**Dataset extract:**
** Start **

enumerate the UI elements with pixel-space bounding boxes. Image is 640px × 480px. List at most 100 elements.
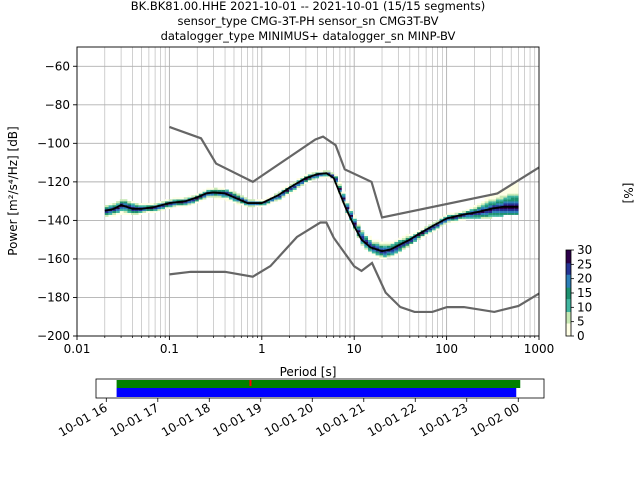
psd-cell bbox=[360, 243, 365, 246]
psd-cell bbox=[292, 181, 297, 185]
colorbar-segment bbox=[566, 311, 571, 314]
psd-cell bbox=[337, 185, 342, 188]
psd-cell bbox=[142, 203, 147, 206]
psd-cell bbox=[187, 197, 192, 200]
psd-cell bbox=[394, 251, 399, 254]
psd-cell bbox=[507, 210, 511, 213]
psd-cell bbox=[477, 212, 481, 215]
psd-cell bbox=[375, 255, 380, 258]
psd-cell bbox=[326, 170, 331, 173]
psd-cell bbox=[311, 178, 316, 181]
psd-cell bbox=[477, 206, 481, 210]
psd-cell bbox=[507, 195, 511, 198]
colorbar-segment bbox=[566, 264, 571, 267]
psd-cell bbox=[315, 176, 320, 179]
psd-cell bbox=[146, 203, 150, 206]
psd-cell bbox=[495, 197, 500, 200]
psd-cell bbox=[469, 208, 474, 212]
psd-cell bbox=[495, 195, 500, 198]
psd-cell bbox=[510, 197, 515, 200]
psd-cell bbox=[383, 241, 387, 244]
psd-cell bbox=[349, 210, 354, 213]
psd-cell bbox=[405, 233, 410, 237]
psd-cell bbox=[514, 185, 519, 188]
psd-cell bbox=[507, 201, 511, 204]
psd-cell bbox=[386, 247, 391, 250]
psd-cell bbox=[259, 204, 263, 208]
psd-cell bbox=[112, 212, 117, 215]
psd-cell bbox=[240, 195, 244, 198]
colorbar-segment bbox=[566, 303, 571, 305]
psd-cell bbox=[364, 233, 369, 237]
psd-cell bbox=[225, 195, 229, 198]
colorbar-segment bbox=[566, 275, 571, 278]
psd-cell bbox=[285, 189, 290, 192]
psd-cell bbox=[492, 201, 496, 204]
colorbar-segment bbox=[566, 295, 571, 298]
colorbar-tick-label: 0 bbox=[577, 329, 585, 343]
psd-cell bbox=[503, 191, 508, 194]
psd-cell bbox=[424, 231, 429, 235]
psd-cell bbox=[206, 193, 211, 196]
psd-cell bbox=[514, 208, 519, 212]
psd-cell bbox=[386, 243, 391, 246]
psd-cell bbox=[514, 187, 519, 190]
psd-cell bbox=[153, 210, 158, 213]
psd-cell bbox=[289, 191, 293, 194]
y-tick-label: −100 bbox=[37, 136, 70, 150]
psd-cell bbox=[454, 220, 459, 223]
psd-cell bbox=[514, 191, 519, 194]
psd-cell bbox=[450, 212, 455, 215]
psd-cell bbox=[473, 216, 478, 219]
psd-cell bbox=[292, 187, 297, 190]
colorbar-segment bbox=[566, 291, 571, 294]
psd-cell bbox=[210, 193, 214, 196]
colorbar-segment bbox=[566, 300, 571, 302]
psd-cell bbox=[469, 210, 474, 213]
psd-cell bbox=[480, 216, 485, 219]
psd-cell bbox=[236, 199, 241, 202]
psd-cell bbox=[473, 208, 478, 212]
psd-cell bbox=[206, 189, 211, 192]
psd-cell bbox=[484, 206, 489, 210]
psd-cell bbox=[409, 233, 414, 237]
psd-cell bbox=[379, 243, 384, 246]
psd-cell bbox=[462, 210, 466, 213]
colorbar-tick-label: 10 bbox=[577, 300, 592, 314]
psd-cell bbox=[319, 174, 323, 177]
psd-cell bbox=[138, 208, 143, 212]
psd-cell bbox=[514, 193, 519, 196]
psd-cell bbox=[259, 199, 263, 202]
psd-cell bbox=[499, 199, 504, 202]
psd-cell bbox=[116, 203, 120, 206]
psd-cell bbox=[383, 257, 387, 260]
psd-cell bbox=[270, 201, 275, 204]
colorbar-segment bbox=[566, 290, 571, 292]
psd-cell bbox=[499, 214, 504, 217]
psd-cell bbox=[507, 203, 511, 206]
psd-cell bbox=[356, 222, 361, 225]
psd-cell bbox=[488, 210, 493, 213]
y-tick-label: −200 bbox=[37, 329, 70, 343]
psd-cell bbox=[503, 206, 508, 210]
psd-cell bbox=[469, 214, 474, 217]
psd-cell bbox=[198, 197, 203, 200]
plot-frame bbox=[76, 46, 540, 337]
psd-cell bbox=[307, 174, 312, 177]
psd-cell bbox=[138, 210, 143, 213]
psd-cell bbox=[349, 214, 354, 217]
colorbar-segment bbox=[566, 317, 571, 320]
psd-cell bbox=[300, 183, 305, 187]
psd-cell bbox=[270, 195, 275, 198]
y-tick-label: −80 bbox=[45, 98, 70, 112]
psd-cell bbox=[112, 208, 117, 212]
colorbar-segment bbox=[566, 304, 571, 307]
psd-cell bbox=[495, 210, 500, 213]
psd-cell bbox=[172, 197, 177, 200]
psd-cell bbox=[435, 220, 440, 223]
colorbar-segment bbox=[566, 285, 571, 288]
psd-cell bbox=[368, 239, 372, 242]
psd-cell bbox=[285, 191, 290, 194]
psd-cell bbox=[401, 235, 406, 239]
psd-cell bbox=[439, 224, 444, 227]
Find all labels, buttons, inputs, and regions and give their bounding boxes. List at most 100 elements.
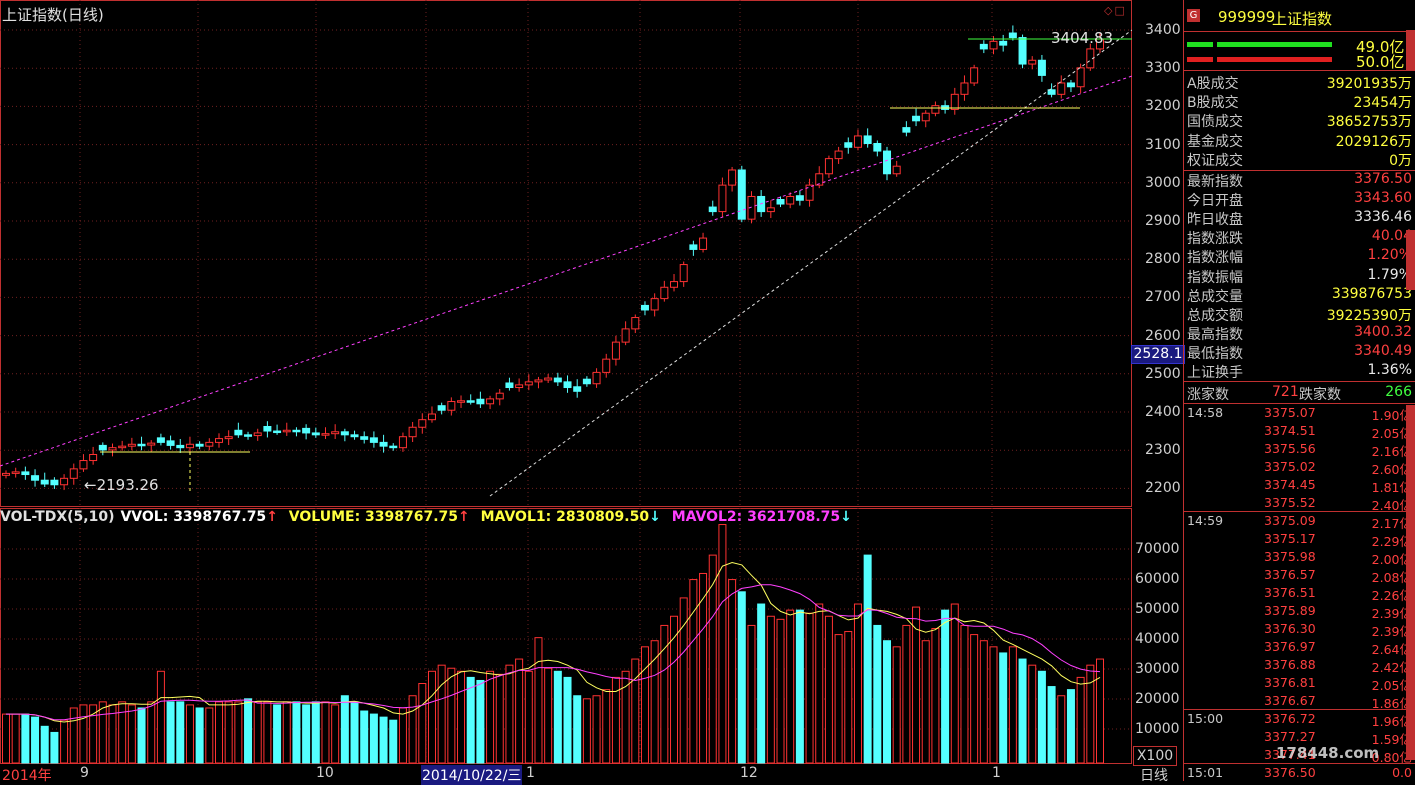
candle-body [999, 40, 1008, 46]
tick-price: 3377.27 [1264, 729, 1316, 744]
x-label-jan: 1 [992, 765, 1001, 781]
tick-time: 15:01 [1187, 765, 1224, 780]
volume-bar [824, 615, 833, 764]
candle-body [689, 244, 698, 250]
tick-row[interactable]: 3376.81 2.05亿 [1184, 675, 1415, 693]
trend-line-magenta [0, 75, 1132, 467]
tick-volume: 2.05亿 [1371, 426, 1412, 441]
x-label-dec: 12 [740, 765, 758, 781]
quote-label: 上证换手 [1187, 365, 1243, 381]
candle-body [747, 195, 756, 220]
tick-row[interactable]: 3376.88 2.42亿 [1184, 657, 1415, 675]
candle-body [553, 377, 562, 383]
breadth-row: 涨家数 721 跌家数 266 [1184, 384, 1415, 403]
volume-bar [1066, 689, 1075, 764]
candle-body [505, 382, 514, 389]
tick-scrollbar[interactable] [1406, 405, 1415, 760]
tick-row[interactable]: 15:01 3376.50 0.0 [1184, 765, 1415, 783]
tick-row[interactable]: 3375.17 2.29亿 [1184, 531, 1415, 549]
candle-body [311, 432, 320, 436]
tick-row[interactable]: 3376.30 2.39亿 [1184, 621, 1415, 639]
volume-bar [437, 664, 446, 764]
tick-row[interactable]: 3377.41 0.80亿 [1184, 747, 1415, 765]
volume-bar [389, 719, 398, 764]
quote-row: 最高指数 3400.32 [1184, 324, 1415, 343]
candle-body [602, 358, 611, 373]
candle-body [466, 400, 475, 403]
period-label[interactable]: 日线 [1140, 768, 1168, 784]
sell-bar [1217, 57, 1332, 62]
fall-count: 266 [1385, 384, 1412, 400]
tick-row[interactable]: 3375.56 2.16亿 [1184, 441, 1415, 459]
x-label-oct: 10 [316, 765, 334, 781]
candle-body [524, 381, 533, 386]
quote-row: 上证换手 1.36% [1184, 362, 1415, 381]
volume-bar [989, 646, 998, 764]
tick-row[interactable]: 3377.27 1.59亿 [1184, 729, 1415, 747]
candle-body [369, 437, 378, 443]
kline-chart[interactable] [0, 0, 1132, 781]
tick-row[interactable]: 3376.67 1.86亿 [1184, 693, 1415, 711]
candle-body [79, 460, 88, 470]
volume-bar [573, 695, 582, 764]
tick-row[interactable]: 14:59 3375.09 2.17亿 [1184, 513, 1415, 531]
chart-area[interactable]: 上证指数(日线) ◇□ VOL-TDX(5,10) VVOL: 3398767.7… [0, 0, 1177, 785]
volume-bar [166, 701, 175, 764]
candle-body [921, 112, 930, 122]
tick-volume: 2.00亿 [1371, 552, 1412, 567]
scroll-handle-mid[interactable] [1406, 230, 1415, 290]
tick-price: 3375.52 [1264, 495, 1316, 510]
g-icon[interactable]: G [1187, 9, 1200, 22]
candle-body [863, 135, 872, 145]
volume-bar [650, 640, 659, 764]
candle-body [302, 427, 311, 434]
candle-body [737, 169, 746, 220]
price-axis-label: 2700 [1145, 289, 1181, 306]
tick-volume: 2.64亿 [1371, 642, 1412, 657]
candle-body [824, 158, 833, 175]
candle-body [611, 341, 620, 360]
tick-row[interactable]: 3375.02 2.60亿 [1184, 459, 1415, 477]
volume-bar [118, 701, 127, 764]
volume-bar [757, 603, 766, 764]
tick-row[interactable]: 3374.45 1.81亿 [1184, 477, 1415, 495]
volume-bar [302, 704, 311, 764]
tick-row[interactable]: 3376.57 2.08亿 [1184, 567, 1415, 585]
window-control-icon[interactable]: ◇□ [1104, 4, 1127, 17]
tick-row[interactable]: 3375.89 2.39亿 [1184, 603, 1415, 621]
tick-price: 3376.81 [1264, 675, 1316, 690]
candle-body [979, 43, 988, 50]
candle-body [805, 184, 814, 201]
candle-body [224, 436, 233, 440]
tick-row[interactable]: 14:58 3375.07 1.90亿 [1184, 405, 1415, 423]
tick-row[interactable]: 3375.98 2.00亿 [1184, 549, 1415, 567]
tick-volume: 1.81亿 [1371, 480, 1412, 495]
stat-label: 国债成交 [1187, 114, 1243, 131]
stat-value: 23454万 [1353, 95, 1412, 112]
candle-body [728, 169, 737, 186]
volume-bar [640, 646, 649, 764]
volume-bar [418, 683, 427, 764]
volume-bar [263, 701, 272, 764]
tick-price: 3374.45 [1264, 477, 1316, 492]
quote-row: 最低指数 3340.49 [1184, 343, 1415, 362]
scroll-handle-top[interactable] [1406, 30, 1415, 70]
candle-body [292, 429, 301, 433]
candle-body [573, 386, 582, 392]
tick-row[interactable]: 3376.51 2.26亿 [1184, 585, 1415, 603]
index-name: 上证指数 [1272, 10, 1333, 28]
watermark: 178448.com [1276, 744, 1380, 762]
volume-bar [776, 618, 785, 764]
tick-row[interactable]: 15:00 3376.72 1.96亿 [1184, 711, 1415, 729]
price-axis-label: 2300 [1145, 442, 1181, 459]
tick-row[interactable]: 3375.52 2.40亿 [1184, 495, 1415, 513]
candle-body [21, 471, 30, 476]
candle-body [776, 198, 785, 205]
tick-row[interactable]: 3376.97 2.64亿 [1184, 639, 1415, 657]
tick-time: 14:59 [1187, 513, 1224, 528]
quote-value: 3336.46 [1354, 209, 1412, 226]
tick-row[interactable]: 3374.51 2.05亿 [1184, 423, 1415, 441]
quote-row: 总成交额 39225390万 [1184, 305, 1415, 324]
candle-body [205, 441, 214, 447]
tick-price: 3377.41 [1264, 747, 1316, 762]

** End **
** Start **

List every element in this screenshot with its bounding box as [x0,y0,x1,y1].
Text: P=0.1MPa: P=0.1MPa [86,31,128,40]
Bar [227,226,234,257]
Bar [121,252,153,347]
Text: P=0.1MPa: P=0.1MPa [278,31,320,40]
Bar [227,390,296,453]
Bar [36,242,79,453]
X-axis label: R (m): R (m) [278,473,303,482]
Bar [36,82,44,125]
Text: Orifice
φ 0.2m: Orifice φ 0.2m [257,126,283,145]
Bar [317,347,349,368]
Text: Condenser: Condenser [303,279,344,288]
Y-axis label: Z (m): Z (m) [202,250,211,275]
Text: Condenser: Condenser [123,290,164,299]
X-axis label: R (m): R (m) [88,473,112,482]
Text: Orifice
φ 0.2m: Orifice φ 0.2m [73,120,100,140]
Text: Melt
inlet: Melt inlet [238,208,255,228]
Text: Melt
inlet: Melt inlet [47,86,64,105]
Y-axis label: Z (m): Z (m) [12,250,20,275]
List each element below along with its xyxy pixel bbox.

** End **
** Start **

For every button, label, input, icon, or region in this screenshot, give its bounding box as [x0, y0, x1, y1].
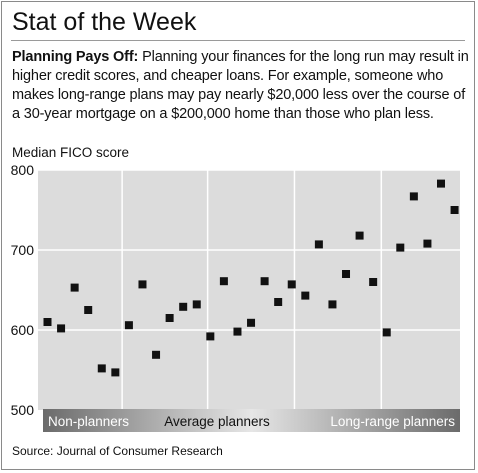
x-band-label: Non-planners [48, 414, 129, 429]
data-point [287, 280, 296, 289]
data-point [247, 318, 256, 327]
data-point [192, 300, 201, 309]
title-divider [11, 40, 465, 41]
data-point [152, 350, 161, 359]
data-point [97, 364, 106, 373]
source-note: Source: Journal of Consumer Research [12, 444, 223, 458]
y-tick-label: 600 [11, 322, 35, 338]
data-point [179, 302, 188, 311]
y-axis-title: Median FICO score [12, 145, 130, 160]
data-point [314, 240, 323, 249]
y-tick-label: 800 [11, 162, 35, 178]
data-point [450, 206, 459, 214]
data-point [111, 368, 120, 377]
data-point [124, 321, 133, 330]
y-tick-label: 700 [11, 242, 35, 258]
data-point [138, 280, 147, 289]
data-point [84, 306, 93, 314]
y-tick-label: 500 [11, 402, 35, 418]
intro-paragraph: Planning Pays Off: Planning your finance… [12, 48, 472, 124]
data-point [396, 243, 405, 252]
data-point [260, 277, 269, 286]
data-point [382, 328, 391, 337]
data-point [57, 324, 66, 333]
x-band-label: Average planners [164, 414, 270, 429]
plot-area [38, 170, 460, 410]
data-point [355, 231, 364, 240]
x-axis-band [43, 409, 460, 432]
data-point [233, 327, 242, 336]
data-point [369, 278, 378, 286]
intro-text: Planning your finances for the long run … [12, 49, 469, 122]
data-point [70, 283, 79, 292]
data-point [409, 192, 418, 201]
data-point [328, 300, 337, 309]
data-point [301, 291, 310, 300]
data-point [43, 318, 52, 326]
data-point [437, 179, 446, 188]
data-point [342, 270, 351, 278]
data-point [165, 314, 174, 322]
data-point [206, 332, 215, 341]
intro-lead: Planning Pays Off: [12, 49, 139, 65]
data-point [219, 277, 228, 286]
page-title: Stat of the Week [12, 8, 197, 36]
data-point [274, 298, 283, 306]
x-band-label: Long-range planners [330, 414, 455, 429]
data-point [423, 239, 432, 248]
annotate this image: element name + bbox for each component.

** End **

**Aim of the exercise:**
Switch "Median FICO score" to "Median credit score" in the material between the lines holding "For every button, label, input, icon, or" and "x-band-label: Long-range planners", inclusive, and give those lines again with nothing else changed. Leave the pictures out of your answer.

**Output of the exercise:**
For every button, label, input, icon, or region in this screenshot, give its bounding box as [x0, y0, x1, y1].
x-band-label: Non-planners [48, 414, 129, 429]
data-point [287, 280, 296, 289]
data-point [247, 318, 256, 327]
data-point [192, 300, 201, 309]
title-divider [11, 40, 465, 41]
data-point [152, 350, 161, 359]
data-point [97, 364, 106, 373]
source-note: Source: Journal of Consumer Research [12, 444, 223, 458]
y-tick-label: 600 [11, 322, 35, 338]
data-point [179, 302, 188, 311]
y-axis-title: Median credit score [12, 145, 130, 160]
data-point [314, 240, 323, 249]
y-tick-label: 800 [11, 162, 35, 178]
data-point [450, 206, 459, 214]
data-point [111, 368, 120, 377]
data-point [124, 321, 133, 330]
y-tick-label: 700 [11, 242, 35, 258]
data-point [138, 280, 147, 289]
data-point [84, 306, 93, 314]
y-tick-label: 500 [11, 402, 35, 418]
intro-paragraph: Planning Pays Off: Planning your finance… [12, 48, 472, 124]
data-point [396, 243, 405, 252]
data-point [260, 277, 269, 286]
data-point [382, 328, 391, 337]
data-point [57, 324, 66, 333]
x-band-label: Average planners [164, 414, 270, 429]
plot-area [38, 170, 460, 410]
data-point [355, 231, 364, 240]
x-axis-band [43, 409, 460, 432]
data-point [233, 327, 242, 336]
data-point [369, 278, 378, 286]
intro-text: Planning your finances for the long run … [12, 49, 469, 122]
data-point [70, 283, 79, 292]
data-point [409, 192, 418, 201]
data-point [328, 300, 337, 309]
data-point [301, 291, 310, 300]
data-point [43, 318, 52, 326]
data-point [437, 179, 446, 188]
data-point [342, 270, 351, 278]
data-point [165, 314, 174, 322]
data-point [206, 332, 215, 341]
intro-lead: Planning Pays Off: [12, 49, 139, 65]
data-point [219, 277, 228, 286]
page-title: Stat of the Week [12, 8, 197, 36]
data-point [274, 298, 283, 306]
x-band-label: Long-range planners [330, 414, 455, 429]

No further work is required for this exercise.